Data listing »

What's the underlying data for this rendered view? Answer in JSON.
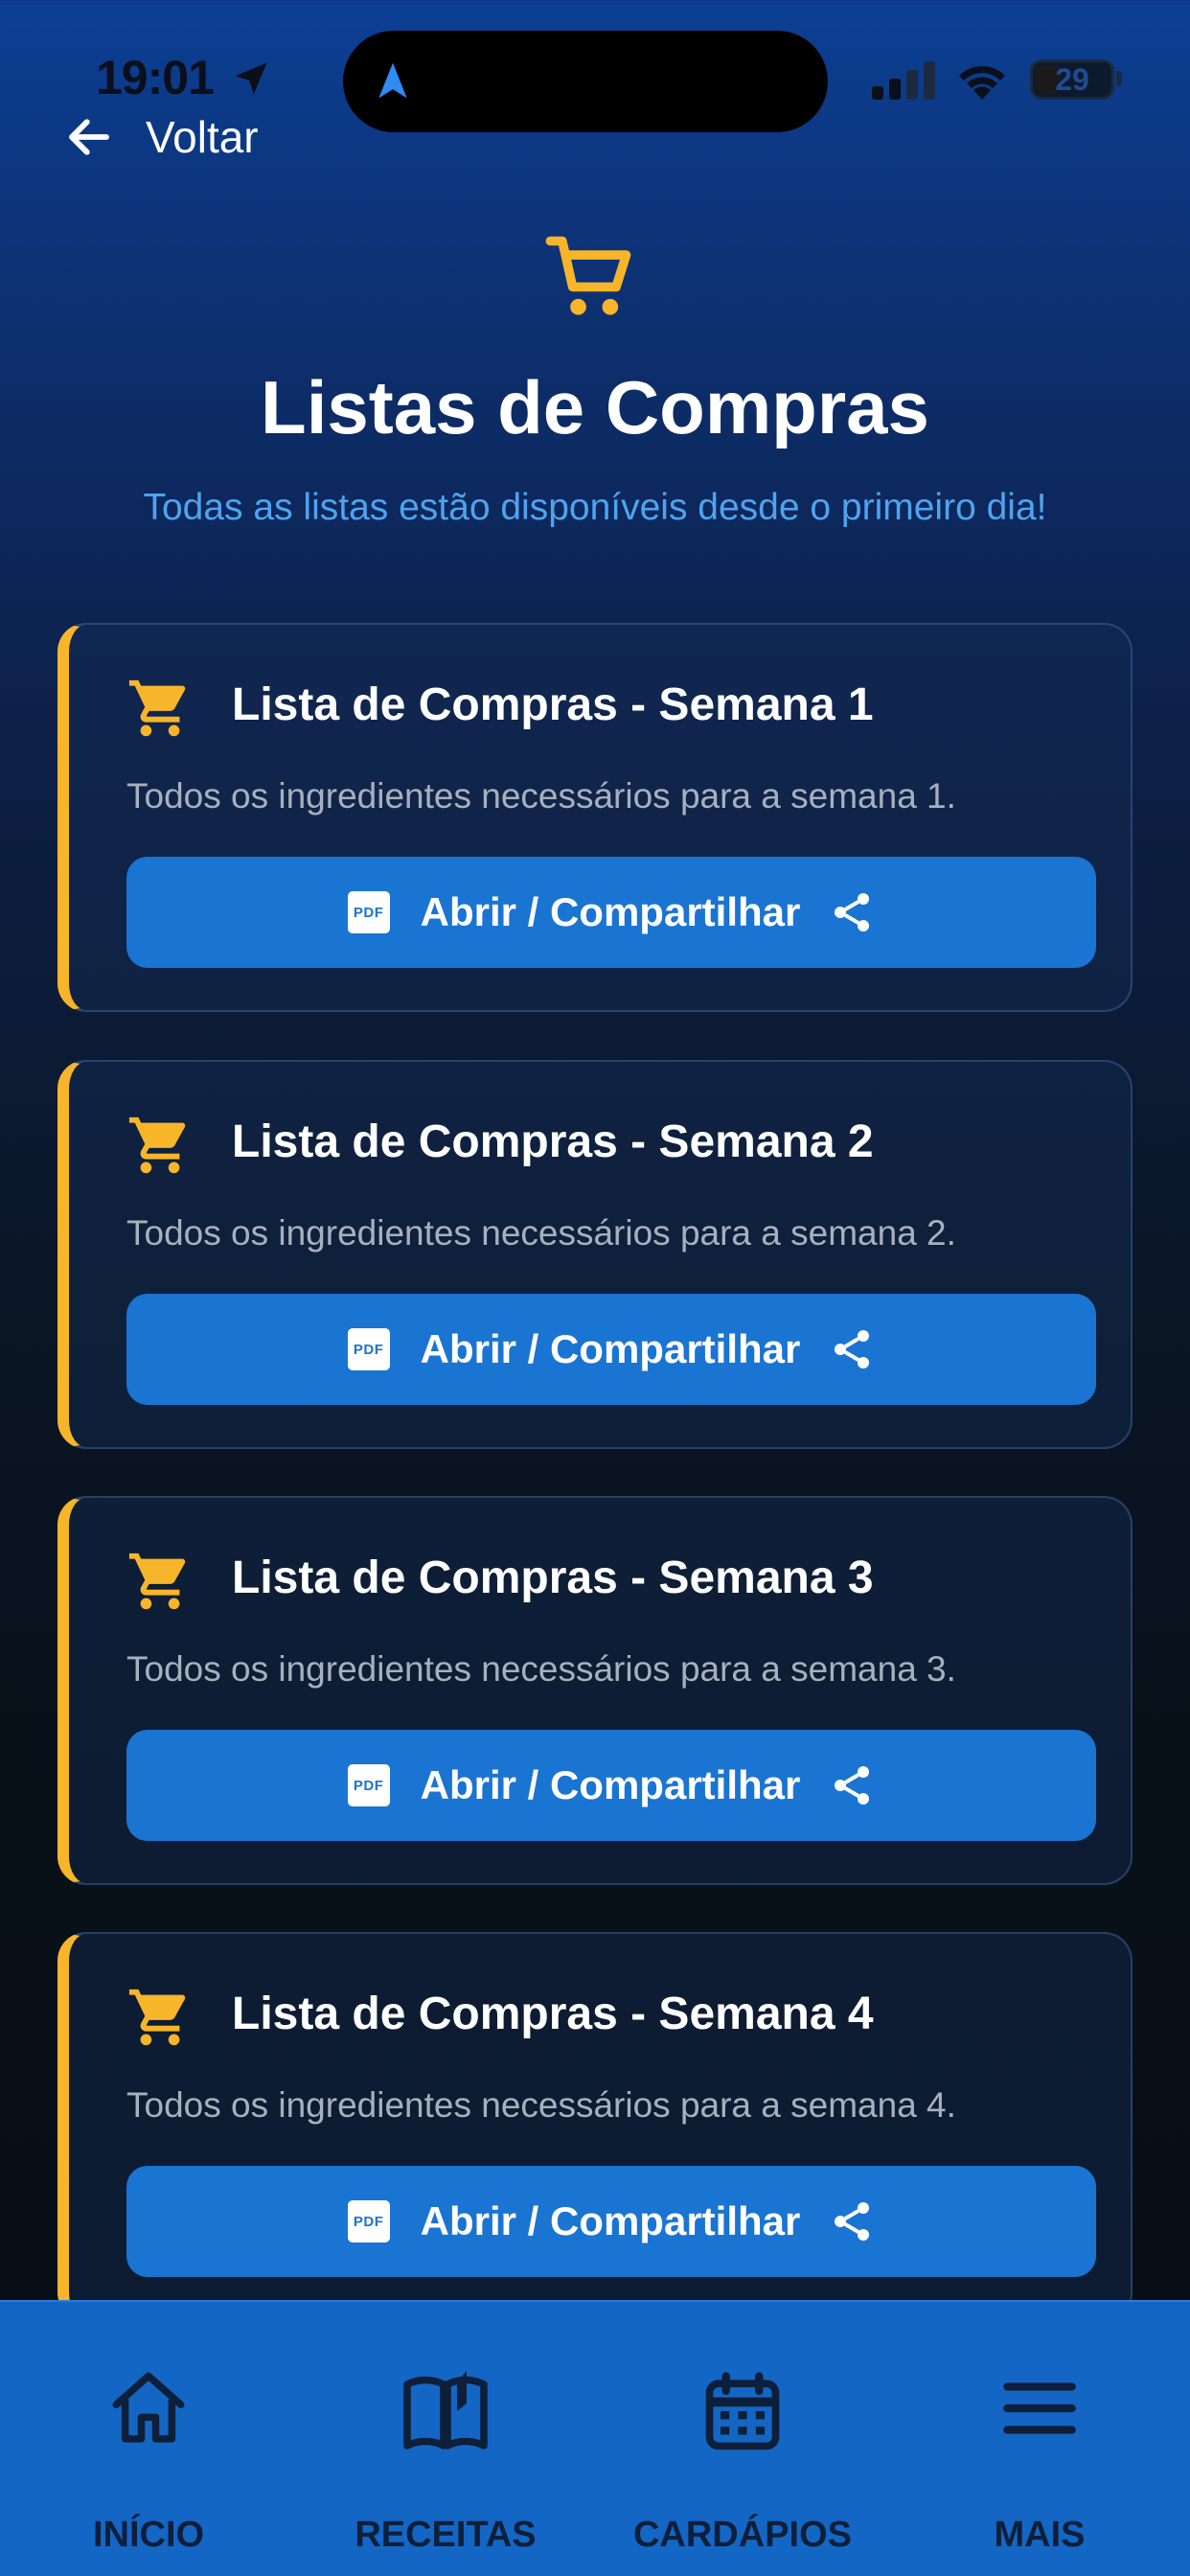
{
  "status_bar": {
    "time": "19:01",
    "battery": "29"
  },
  "nav": {
    "back_label": "Voltar"
  },
  "header": {
    "title": "Listas de Compras",
    "subtitle": "Todas as listas estão disponíveis desde o primeiro dia!"
  },
  "lists": [
    {
      "title": "Lista de Compras - Semana 1",
      "description": "Todos os ingredientes necessários para a semana 1.",
      "button_label": "Abrir / Compartilhar",
      "pdf_badge": "PDF"
    },
    {
      "title": "Lista de Compras - Semana 2",
      "description": "Todos os ingredientes necessários para a semana 2.",
      "button_label": "Abrir / Compartilhar",
      "pdf_badge": "PDF"
    },
    {
      "title": "Lista de Compras - Semana 3",
      "description": "Todos os ingredientes necessários para a semana 3.",
      "button_label": "Abrir / Compartilhar",
      "pdf_badge": "PDF"
    },
    {
      "title": "Lista de Compras - Semana 4",
      "description": "Todos os ingredientes necessários para a semana 4.",
      "button_label": "Abrir / Compartilhar",
      "pdf_badge": "PDF"
    }
  ],
  "bottom_nav": [
    {
      "label": "INÍCIO",
      "icon": "home-icon"
    },
    {
      "label": "RECEITAS",
      "icon": "book-icon"
    },
    {
      "label": "CARDÁPIOS",
      "icon": "calendar-icon"
    },
    {
      "label": "MAIS",
      "icon": "menu-icon"
    }
  ],
  "colors": {
    "accent": "#f7b52a",
    "primary_button": "#1a74d2",
    "subtitle": "#4fa3ef",
    "bottom_nav_bg": "#1466c4"
  }
}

Instruction » With the pictures left out, transcribe the material exactly.

Correct response »
What's the underlying data for this rendered view? Answer in JSON.
{
  "status_bar": {
    "time": "19:01",
    "battery": "29"
  },
  "nav": {
    "back_label": "Voltar"
  },
  "header": {
    "title": "Listas de Compras",
    "subtitle": "Todas as listas estão disponíveis desde o primeiro dia!"
  },
  "lists": [
    {
      "title": "Lista de Compras - Semana 1",
      "description": "Todos os ingredientes necessários para a semana 1.",
      "button_label": "Abrir / Compartilhar",
      "pdf_badge": "PDF"
    },
    {
      "title": "Lista de Compras - Semana 2",
      "description": "Todos os ingredientes necessários para a semana 2.",
      "button_label": "Abrir / Compartilhar",
      "pdf_badge": "PDF"
    },
    {
      "title": "Lista de Compras - Semana 3",
      "description": "Todos os ingredientes necessários para a semana 3.",
      "button_label": "Abrir / Compartilhar",
      "pdf_badge": "PDF"
    },
    {
      "title": "Lista de Compras - Semana 4",
      "description": "Todos os ingredientes necessários para a semana 4.",
      "button_label": "Abrir / Compartilhar",
      "pdf_badge": "PDF"
    }
  ],
  "bottom_nav": [
    {
      "label": "INÍCIO",
      "icon": "home-icon"
    },
    {
      "label": "RECEITAS",
      "icon": "book-icon"
    },
    {
      "label": "CARDÁPIOS",
      "icon": "calendar-icon"
    },
    {
      "label": "MAIS",
      "icon": "menu-icon"
    }
  ],
  "colors": {
    "accent": "#f7b52a",
    "primary_button": "#1a74d2",
    "subtitle": "#4fa3ef",
    "bottom_nav_bg": "#1466c4"
  }
}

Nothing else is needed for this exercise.